__WHAT THE TASK REQUIRES__: Look at each line of the records and count those with "screenshot" in them. Please answer with the count alone.

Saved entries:
_ _ _ _ _

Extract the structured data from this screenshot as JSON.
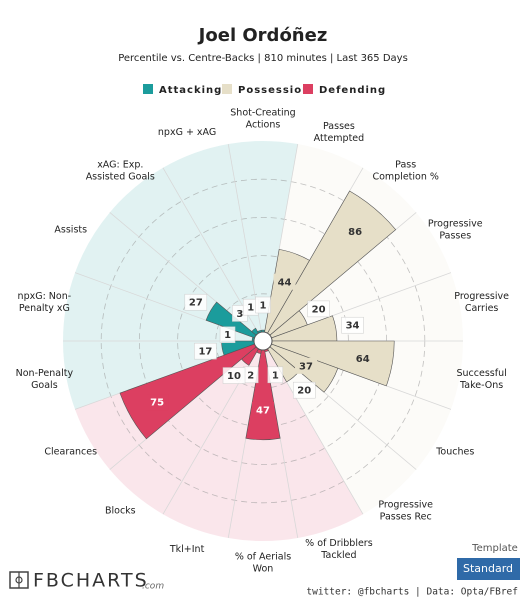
{
  "chart_data": {
    "type": "polar_bar",
    "title": "Joel Ordóñez",
    "subtitle": "Percentile vs. Centre-Backs | 810 minutes | Last 365 Days",
    "rlim": [
      0,
      100
    ],
    "rticks": [
      20,
      40,
      60,
      80
    ],
    "series": [
      {
        "name": "Attacking",
        "color": "#1b9c9c",
        "categories": [
          [
            "Non-Penalty",
            "Goals"
          ],
          [
            "npxG: Non-",
            "Penalty xG"
          ],
          [
            "Assists"
          ],
          [
            "xAG: Exp.",
            "Assisted Goals"
          ],
          [
            "npxG + xAG"
          ],
          [
            "Shot-Creating",
            "Actions"
          ]
        ],
        "values": [
          17,
          1,
          27,
          3,
          1,
          1
        ]
      },
      {
        "name": "Possession",
        "color": "#e6dfc8",
        "categories": [
          [
            "Passes",
            "Attempted"
          ],
          [
            "Pass",
            "Completion %"
          ],
          [
            "Progressive",
            "Passes"
          ],
          [
            "Progressive",
            "Carries"
          ],
          [
            "Successful",
            "Take-Ons"
          ],
          [
            "Touches"
          ],
          [
            "Progressive",
            "Passes Rec"
          ]
        ],
        "values": [
          44,
          86,
          20,
          34,
          64,
          37,
          20
        ]
      },
      {
        "name": "Defending",
        "color": "#dc3f61",
        "categories": [
          [
            "% of Dribblers",
            "Tackled"
          ],
          [
            "% of Aerials",
            "Won"
          ],
          [
            "Tkl+Int"
          ],
          [
            "Blocks"
          ],
          [
            "Clearances"
          ]
        ],
        "values": [
          1,
          47,
          2,
          10,
          75
        ]
      }
    ]
  },
  "footer": {
    "template_label": "Template",
    "template": "Standard",
    "logo": "FBCHARTS",
    "logo_suffix": ".com",
    "credit": "twitter: @fbcharts | Data: Opta/FBref"
  }
}
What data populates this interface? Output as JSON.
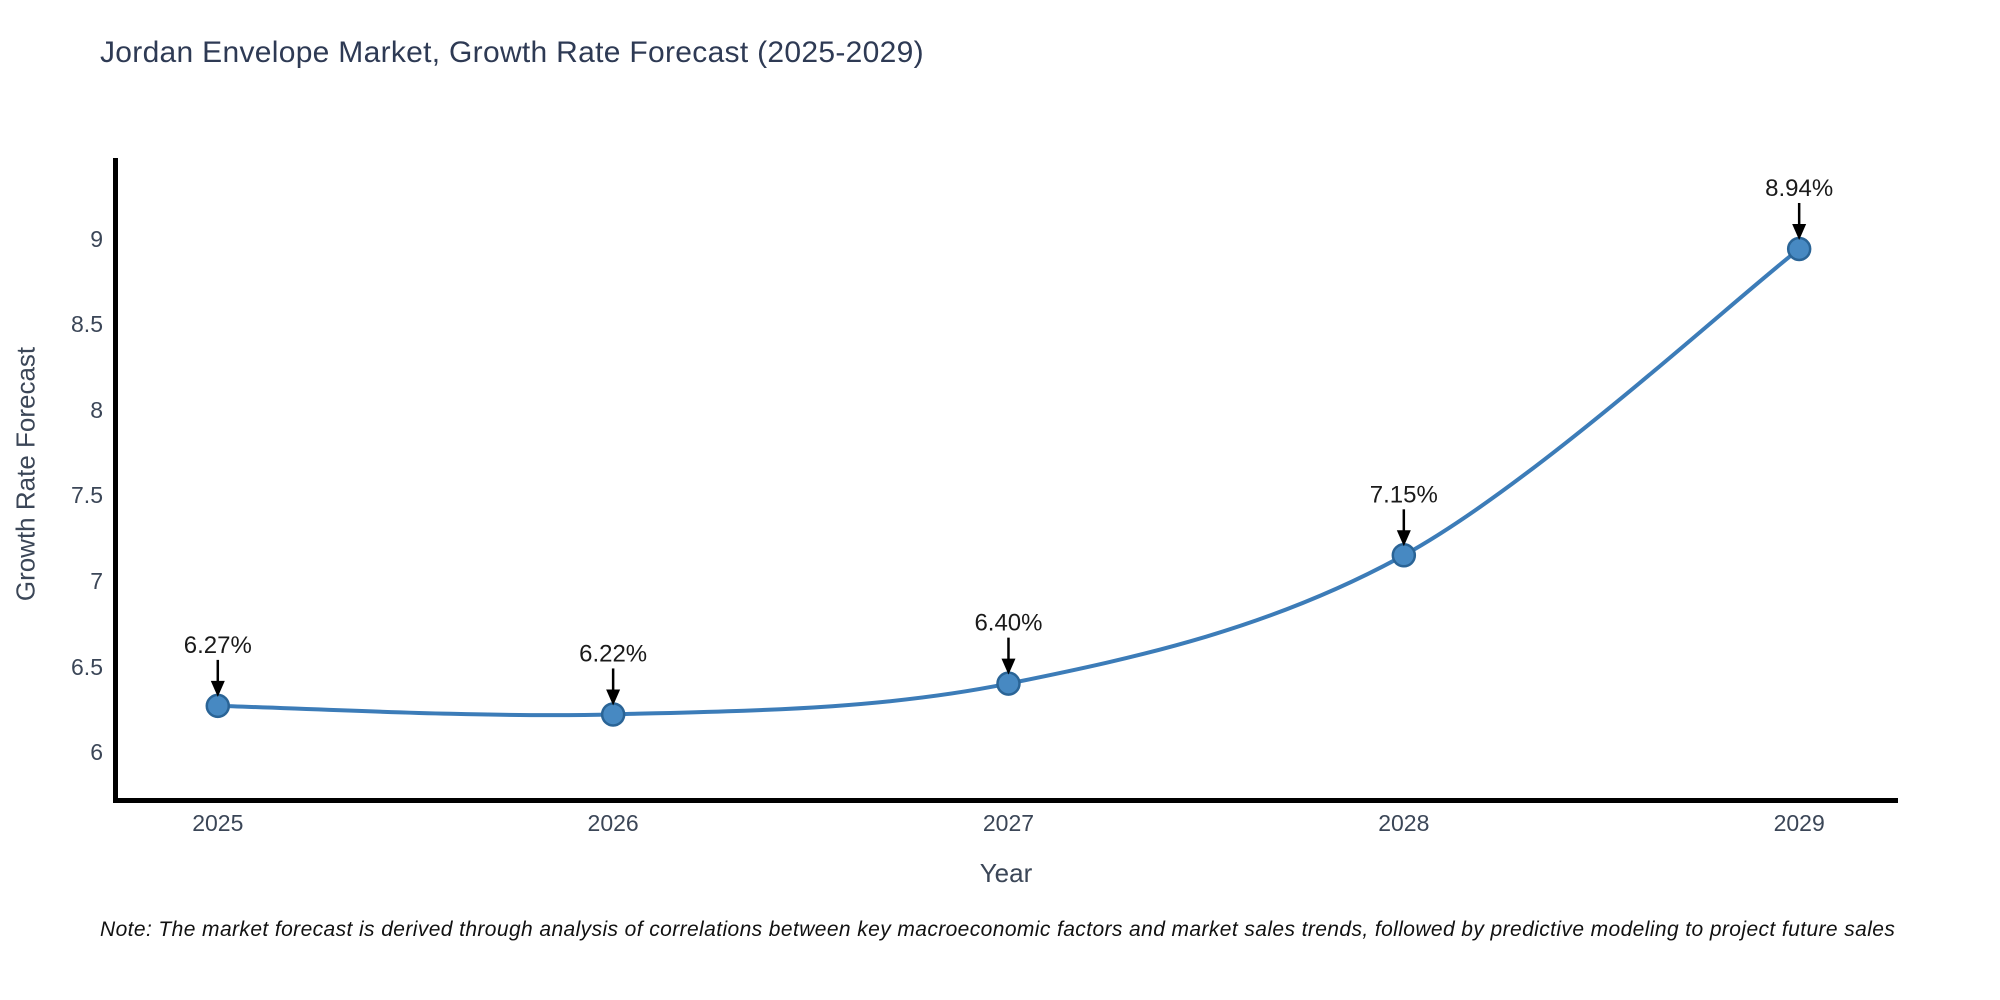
{
  "title": "Jordan Envelope Market, Growth Rate Forecast (2025-2029)",
  "footnote": "Note: The market forecast is derived through analysis of correlations between key macroeconomic factors and market sales trends, followed by predictive modeling to project future sales",
  "colors": {
    "title_text": "#2e3a54",
    "tick_text": "#3b4657",
    "axis_spine": "#000000",
    "line": "#3c7cb8",
    "marker_fill": "#4789c2",
    "marker_edge": "#2a6496",
    "annotation_text": "#1a1a1a",
    "annotation_arrow": "#000000",
    "background": "#ffffff"
  },
  "chart_data": {
    "type": "line",
    "title": "Jordan Envelope Market, Growth Rate Forecast (2025-2029)",
    "xlabel": "Year",
    "ylabel": "Growth Rate Forecast",
    "x": [
      2025,
      2026,
      2027,
      2028,
      2029
    ],
    "values": [
      6.27,
      6.22,
      6.4,
      7.15,
      8.94
    ],
    "point_labels": [
      "6.27%",
      "6.22%",
      "6.40%",
      "7.15%",
      "8.94%"
    ],
    "xtick_labels": [
      "2025",
      "2026",
      "2027",
      "2028",
      "2029"
    ],
    "yticks": [
      6,
      6.5,
      7,
      7.5,
      8,
      8.5,
      9
    ],
    "ytick_labels": [
      "6",
      "6.5",
      "7",
      "7.5",
      "8",
      "8.5",
      "9"
    ],
    "xlim": [
      2024.74,
      2029.25
    ],
    "ylim": [
      5.72,
      9.46
    ],
    "grid": false,
    "legend": false,
    "line_smooth": true,
    "annotations_have_arrows": true
  }
}
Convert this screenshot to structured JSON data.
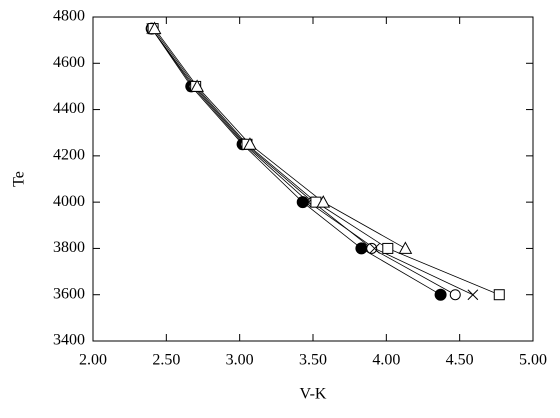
{
  "chart_data": {
    "type": "line",
    "x_label": "V-K",
    "y_label": "Te",
    "xlim": [
      2.0,
      5.0
    ],
    "xticks": [
      {
        "value": 2.0,
        "label": "2.00"
      },
      {
        "value": 2.5,
        "label": "2.50"
      },
      {
        "value": 3.0,
        "label": "3.00"
      },
      {
        "value": 3.5,
        "label": "3.50"
      },
      {
        "value": 4.0,
        "label": "4.00"
      },
      {
        "value": 4.5,
        "label": "4.50"
      },
      {
        "value": 5.0,
        "label": "5.00"
      }
    ],
    "ylim": [
      3400,
      4800
    ],
    "yticks": [
      3400,
      3600,
      3800,
      4000,
      4200,
      4400,
      4600,
      4800
    ],
    "color": "#000000",
    "series": [
      {
        "marker": "filled-circle",
        "x": [
          2.4,
          2.67,
          3.02,
          3.43,
          3.83,
          4.37
        ],
        "values": [
          4750,
          4500,
          4250,
          4000,
          3800,
          3600
        ]
      },
      {
        "marker": "open-circle",
        "x": [
          2.4,
          2.69,
          3.04,
          3.5,
          3.9,
          4.47
        ],
        "values": [
          4750,
          4500,
          4250,
          4000,
          3800,
          3600
        ]
      },
      {
        "marker": "cross",
        "x": [
          2.4,
          2.68,
          3.03,
          3.47,
          3.92,
          4.59
        ],
        "values": [
          4750,
          4500,
          4250,
          4000,
          3800,
          3600
        ]
      },
      {
        "marker": "square",
        "x": [
          2.41,
          2.7,
          3.05,
          3.52,
          4.01,
          4.77
        ],
        "values": [
          4750,
          4500,
          4250,
          4000,
          3800,
          3600
        ]
      },
      {
        "marker": "triangle",
        "x": [
          2.42,
          2.71,
          3.07,
          3.57,
          4.13,
          null
        ],
        "values": [
          4750,
          4500,
          4250,
          4000,
          3800,
          null
        ]
      }
    ]
  }
}
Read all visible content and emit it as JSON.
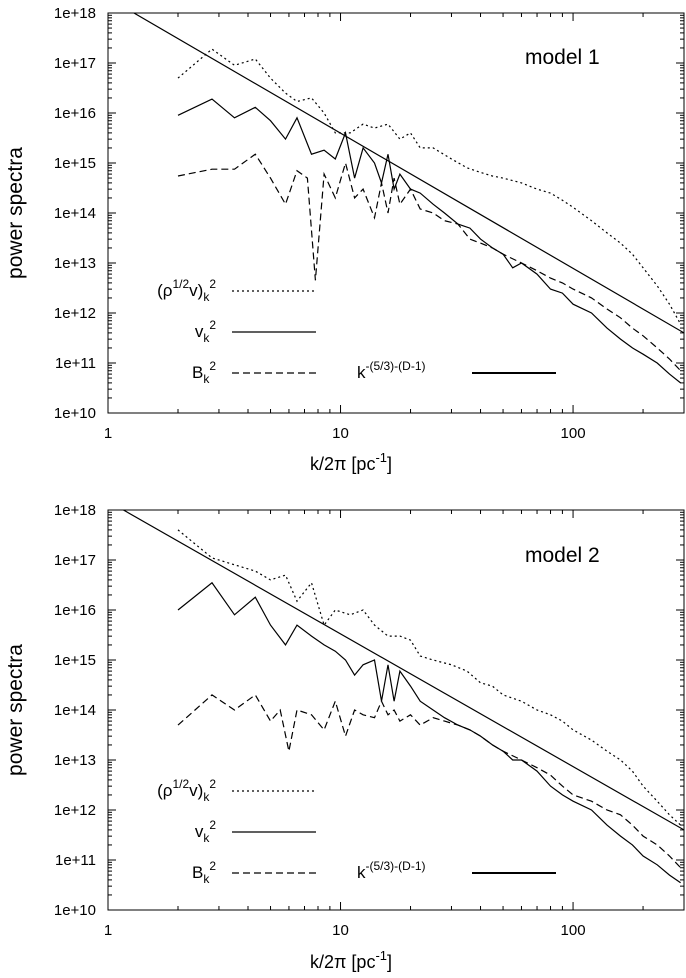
{
  "chart_data": [
    {
      "type": "line",
      "title": "model 1",
      "xlabel": "k/2π [pc⁻¹]",
      "xlabel_main": "k/2π [pc",
      "xlabel_sup": "-1",
      "xlabel_end": "]",
      "ylabel": "power spectra",
      "xscale": "log",
      "yscale": "log",
      "xlim": [
        1,
        300
      ],
      "ylim": [
        10000000000.0,
        1e+18
      ],
      "x_ticks": [
        1,
        10,
        100
      ],
      "x_tick_labels": [
        "1",
        "10",
        "100"
      ],
      "y_ticks": [
        10000000000.0,
        100000000000.0,
        1000000000000.0,
        10000000000000.0,
        100000000000000.0,
        1000000000000000.0,
        1e+16,
        1e+17,
        1e+18
      ],
      "y_tick_labels": [
        "1e+10",
        "1e+11",
        "1e+12",
        "1e+13",
        "1e+14",
        "1e+15",
        "1e+16",
        "1e+17",
        "1e+18"
      ],
      "legend": [
        {
          "label": "(ρ^1/2 v)_k^2",
          "base": "(ρ",
          "sup1": "1/2",
          "mid": "v)",
          "sub": "k",
          "sup2": "2",
          "dash": "dotted"
        },
        {
          "label": "v_k^2",
          "base": "v",
          "sub": "k",
          "sup2": "2",
          "dash": "solid"
        },
        {
          "label": "B_k^2",
          "base": "B",
          "sub": "k",
          "sup2": "2",
          "dash": "dashed"
        },
        {
          "label": "k^-(5/3)-(D-1)",
          "base": "k",
          "sup1": "-(5/3)-(D-1)",
          "dash": "solid-thick"
        }
      ],
      "series": [
        {
          "name": "(ρ^1/2 v)_k^2",
          "style": "dotted",
          "x": [
            2,
            2.8,
            3.5,
            4.3,
            5,
            5.8,
            6.5,
            7.5,
            8.5,
            9.5,
            11,
            12.5,
            14,
            16,
            18,
            20,
            22,
            25,
            30,
            35,
            40,
            45,
            50,
            60,
            70,
            80,
            90,
            100,
            120,
            140,
            160,
            180,
            200,
            230,
            260,
            290
          ],
          "y": [
            5e+16,
            1.9e+17,
            9e+16,
            1.2e+17,
            5e+16,
            2.5e+16,
            1.7e+16,
            2e+16,
            1e+16,
            4000000000000000.0,
            4000000000000000.0,
            6000000000000000.0,
            5000000000000000.0,
            6000000000000000.0,
            3000000000000000.0,
            4000000000000000.0,
            2000000000000000.0,
            2000000000000000.0,
            1200000000000000.0,
            800000000000000.0,
            650000000000000.0,
            550000000000000.0,
            500000000000000.0,
            400000000000000.0,
            300000000000000.0,
            250000000000000.0,
            180000000000000.0,
            130000000000000.0,
            70000000000000.0,
            40000000000000.0,
            25000000000000.0,
            15000000000000.0,
            8000000000000.0,
            3500000000000.0,
            1500000000000.0,
            600000000000.0
          ]
        },
        {
          "name": "v_k^2",
          "style": "solid",
          "x": [
            2,
            2.8,
            3.5,
            4.3,
            5,
            5.8,
            6.5,
            7.5,
            8.5,
            9.5,
            10.5,
            11.5,
            12.5,
            14,
            15,
            16,
            17,
            18,
            20,
            22,
            25,
            28,
            32,
            36,
            40,
            45,
            50,
            55,
            60,
            70,
            80,
            90,
            100,
            120,
            140,
            160,
            180,
            200,
            230,
            260,
            290
          ],
          "y": [
            9000000000000000.0,
            1.9e+16,
            8000000000000000.0,
            1.3e+16,
            7000000000000000.0,
            3000000000000000.0,
            8000000000000000.0,
            1500000000000000.0,
            1800000000000000.0,
            1200000000000000.0,
            4000000000000000.0,
            500000000000000.0,
            2000000000000000.0,
            1000000000000000.0,
            400000000000000.0,
            1500000000000000.0,
            300000000000000.0,
            600000000000000.0,
            300000000000000.0,
            250000000000000.0,
            150000000000000.0,
            100000000000000.0,
            60000000000000.0,
            50000000000000.0,
            30000000000000.0,
            20000000000000.0,
            15000000000000.0,
            8000000000000.0,
            10000000000000.0,
            6000000000000.0,
            3000000000000.0,
            2500000000000.0,
            1500000000000.0,
            1000000000000.0,
            500000000000.0,
            300000000000.0,
            200000000000.0,
            150000000000.0,
            100000000000.0,
            60000000000.0,
            40000000000.0
          ]
        },
        {
          "name": "B_k^2",
          "style": "dashed",
          "x": [
            2,
            2.8,
            3.5,
            4.3,
            5,
            5.8,
            6.5,
            7.2,
            7.8,
            8.5,
            9.5,
            10.5,
            11.5,
            12.5,
            14,
            15,
            16,
            17,
            18,
            20,
            22,
            25,
            28,
            32,
            36,
            40,
            45,
            50,
            60,
            70,
            80,
            90,
            100,
            120,
            140,
            160,
            180,
            200,
            230,
            260,
            290
          ],
          "y": [
            550000000000000.0,
            750000000000000.0,
            750000000000000.0,
            1500000000000000.0,
            500000000000000.0,
            150000000000000.0,
            700000000000000.0,
            500000000000000.0,
            4500000000000.0,
            600000000000000.0,
            200000000000000.0,
            1000000000000000.0,
            200000000000000.0,
            300000000000000.0,
            80000000000000.0,
            400000000000000.0,
            100000000000000.0,
            500000000000000.0,
            150000000000000.0,
            300000000000000.0,
            120000000000000.0,
            100000000000000.0,
            70000000000000.0,
            60000000000000.0,
            30000000000000.0,
            25000000000000.0,
            20000000000000.0,
            15000000000000.0,
            10000000000000.0,
            7000000000000.0,
            5000000000000.0,
            4000000000000.0,
            3000000000000.0,
            2000000000000.0,
            1200000000000.0,
            800000000000.0,
            500000000000.0,
            350000000000.0,
            200000000000.0,
            120000000000.0,
            70000000000.0
          ]
        },
        {
          "name": "k^-(5/3)-(D-1)",
          "style": "solid",
          "x": [
            1,
            300
          ],
          "y": [
            2e+18,
            400000000000.0
          ]
        }
      ]
    },
    {
      "type": "line",
      "title": "model 2",
      "xlabel": "k/2π [pc⁻¹]",
      "xlabel_main": "k/2π [pc",
      "xlabel_sup": "-1",
      "xlabel_end": "]",
      "ylabel": "power spectra",
      "xscale": "log",
      "yscale": "log",
      "xlim": [
        1,
        300
      ],
      "ylim": [
        10000000000.0,
        1e+18
      ],
      "x_ticks": [
        1,
        10,
        100
      ],
      "x_tick_labels": [
        "1",
        "10",
        "100"
      ],
      "y_ticks": [
        10000000000.0,
        100000000000.0,
        1000000000000.0,
        10000000000000.0,
        100000000000000.0,
        1000000000000000.0,
        1e+16,
        1e+17,
        1e+18
      ],
      "y_tick_labels": [
        "1e+10",
        "1e+11",
        "1e+12",
        "1e+13",
        "1e+14",
        "1e+15",
        "1e+16",
        "1e+17",
        "1e+18"
      ],
      "legend": [
        {
          "label": "(ρ^1/2 v)_k^2",
          "base": "(ρ",
          "sup1": "1/2",
          "mid": "v)",
          "sub": "k",
          "sup2": "2",
          "dash": "dotted"
        },
        {
          "label": "v_k^2",
          "base": "v",
          "sub": "k",
          "sup2": "2",
          "dash": "solid"
        },
        {
          "label": "B_k^2",
          "base": "B",
          "sub": "k",
          "sup2": "2",
          "dash": "dashed"
        },
        {
          "label": "k^-(5/3)-(D-1)",
          "base": "k",
          "sup1": "-(5/3)-(D-1)",
          "dash": "solid-thick"
        }
      ],
      "series": [
        {
          "name": "(ρ^1/2 v)_k^2",
          "style": "dotted",
          "x": [
            2,
            2.8,
            3.5,
            4.3,
            5,
            5.8,
            6.5,
            7.5,
            8.5,
            9.5,
            11,
            12.5,
            14,
            16,
            18,
            20,
            22,
            25,
            30,
            35,
            40,
            45,
            50,
            60,
            70,
            80,
            90,
            100,
            120,
            140,
            160,
            180,
            200,
            230,
            260,
            290
          ],
          "y": [
            4e+17,
            1.1e+17,
            8e+16,
            6e+16,
            4e+16,
            5e+16,
            1.5e+16,
            3.5e+16,
            5000000000000000.0,
            1e+16,
            8000000000000000.0,
            1e+16,
            5000000000000000.0,
            3000000000000000.0,
            3000000000000000.0,
            2500000000000000.0,
            1200000000000000.0,
            1000000000000000.0,
            800000000000000.0,
            600000000000000.0,
            350000000000000.0,
            300000000000000.0,
            200000000000000.0,
            150000000000000.0,
            100000000000000.0,
            80000000000000.0,
            60000000000000.0,
            40000000000000.0,
            25000000000000.0,
            15000000000000.0,
            10000000000000.0,
            6000000000000.0,
            3000000000000.0,
            1500000000000.0,
            800000000000.0,
            500000000000.0
          ]
        },
        {
          "name": "v_k^2",
          "style": "solid",
          "x": [
            2,
            2.8,
            3.5,
            4.3,
            5,
            5.8,
            6.5,
            7.5,
            8.5,
            9.5,
            10.5,
            11.5,
            12.5,
            14,
            15,
            16,
            17,
            18,
            20,
            22,
            25,
            28,
            32,
            36,
            40,
            45,
            50,
            55,
            60,
            70,
            80,
            90,
            100,
            120,
            140,
            160,
            180,
            200,
            230,
            260,
            290
          ],
          "y": [
            1e+16,
            3.5e+16,
            8000000000000000.0,
            1.8e+16,
            5000000000000000.0,
            2000000000000000.0,
            5000000000000000.0,
            3000000000000000.0,
            2000000000000000.0,
            1500000000000000.0,
            1000000000000000.0,
            500000000000000.0,
            800000000000000.0,
            1000000000000000.0,
            150000000000000.0,
            800000000000000.0,
            150000000000000.0,
            600000000000000.0,
            300000000000000.0,
            150000000000000.0,
            100000000000000.0,
            70000000000000.0,
            50000000000000.0,
            40000000000000.0,
            30000000000000.0,
            20000000000000.0,
            15000000000000.0,
            10000000000000.0,
            10000000000000.0,
            6000000000000.0,
            3000000000000.0,
            2000000000000.0,
            1500000000000.0,
            1000000000000.0,
            500000000000.0,
            300000000000.0,
            200000000000.0,
            120000000000.0,
            80000000000.0,
            50000000000.0,
            35000000000.0
          ]
        },
        {
          "name": "B_k^2",
          "style": "dashed",
          "x": [
            2,
            2.8,
            3.5,
            4.3,
            5,
            5.5,
            6,
            6.5,
            7.5,
            8.5,
            9.5,
            10.5,
            11.5,
            12.5,
            14,
            15,
            16,
            17,
            18,
            20,
            22,
            25,
            28,
            32,
            36,
            40,
            45,
            50,
            60,
            70,
            80,
            90,
            100,
            120,
            140,
            160,
            180,
            200,
            230,
            260,
            290
          ],
          "y": [
            50000000000000.0,
            200000000000000.0,
            100000000000000.0,
            200000000000000.0,
            60000000000000.0,
            100000000000000.0,
            15000000000000.0,
            100000000000000.0,
            80000000000000.0,
            40000000000000.0,
            150000000000000.0,
            30000000000000.0,
            100000000000000.0,
            80000000000000.0,
            70000000000000.0,
            150000000000000.0,
            80000000000000.0,
            100000000000000.0,
            60000000000000.0,
            80000000000000.0,
            50000000000000.0,
            70000000000000.0,
            60000000000000.0,
            50000000000000.0,
            40000000000000.0,
            30000000000000.0,
            20000000000000.0,
            15000000000000.0,
            10000000000000.0,
            7000000000000.0,
            5000000000000.0,
            3000000000000.0,
            2000000000000.0,
            1500000000000.0,
            1000000000000.0,
            800000000000.0,
            500000000000.0,
            300000000000.0,
            200000000000.0,
            120000000000.0,
            70000000000.0
          ]
        },
        {
          "name": "k^-(5/3)-(D-1)",
          "style": "solid",
          "x": [
            1,
            300
          ],
          "y": [
            1.5e+18,
            400000000000.0
          ]
        }
      ]
    }
  ]
}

_ _ _ _ _

__THE REPLY__: 2